> _Consigne 1_:
Répondez aux questions suivantes à partir du texte sur le festival Visions du Réel.
(a) Combien d'années d'existence le festival fêtait-il cette année ?
(b) Que portent les trois filles sur l'affiche de l'édition anniversaire ?
(c) De quel film l'image de l'affiche est-elle tirée ?
> _Consigne 2_:
Rédigez la suite du texte sur le festival Visions du Réel, en reprenant juste après sa dernière phrase.

> _Document_:
Le festival de cinéma documentaire «Visions du Réel» fêtait cette année ses quarante-cinq ans d’existence, dont vingt sous son nom actuel. Sur l’affiche de cette édition anniversaire, trois filles arborent d’archaïques lunettes 3D aux couleurs du drapeau américain. Une façon de rappeler ce fait essentiel : ce n’est pas le monde que nous verrons dans les films présentés ici, mais bien des regards sur le monde. Le monde vu à travers les lunettes (dé)formantes de la conscience et de la culture de chacun. Il se trouve que cette image est tirée du film culte Sherman’s March, que l’on pouvait redécouvrir dans le cadre d’une rétrospective quasi intégrale de l’œuvre de Ross McElwee.

> _Section données_:

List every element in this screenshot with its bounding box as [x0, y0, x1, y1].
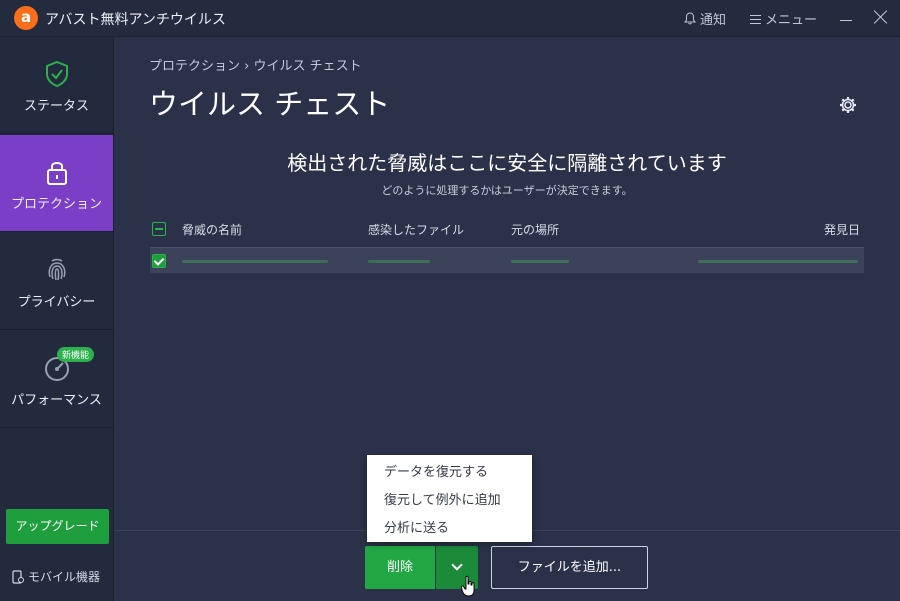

> _Résultat 1_:
(a) Quarante-cinq ans.
(b) D'archaïques lunettes 3D aux couleurs du drapeau américain.
(c) Sherman's March.

> _Résultat 2_:
Une question de vie ou de mort

Se plonger en un temps réduit dans l’ensemble de l’œuvre d’un cinéaste est toujours une expérience intense, mais dans ce cas précis, une émotion supplémentaire vient s’ajouter au plaisir esthétique attendu. Car c’est d’une œuvre en grande partie autobiographique qu’il s’agit. Ross McElwee y aborde différents thèmes – l’industrie du tabac dans Bright Leaves, la violence dans Six O’Clock News, la guerre de Sécession dans Sherman’s March, la nature du temps dans Time Indefinite… – mais, au départ, il y a toujours des questionnements intimes, à l’arrivée, le point de vue éminemment subjectif d’une caméra portée.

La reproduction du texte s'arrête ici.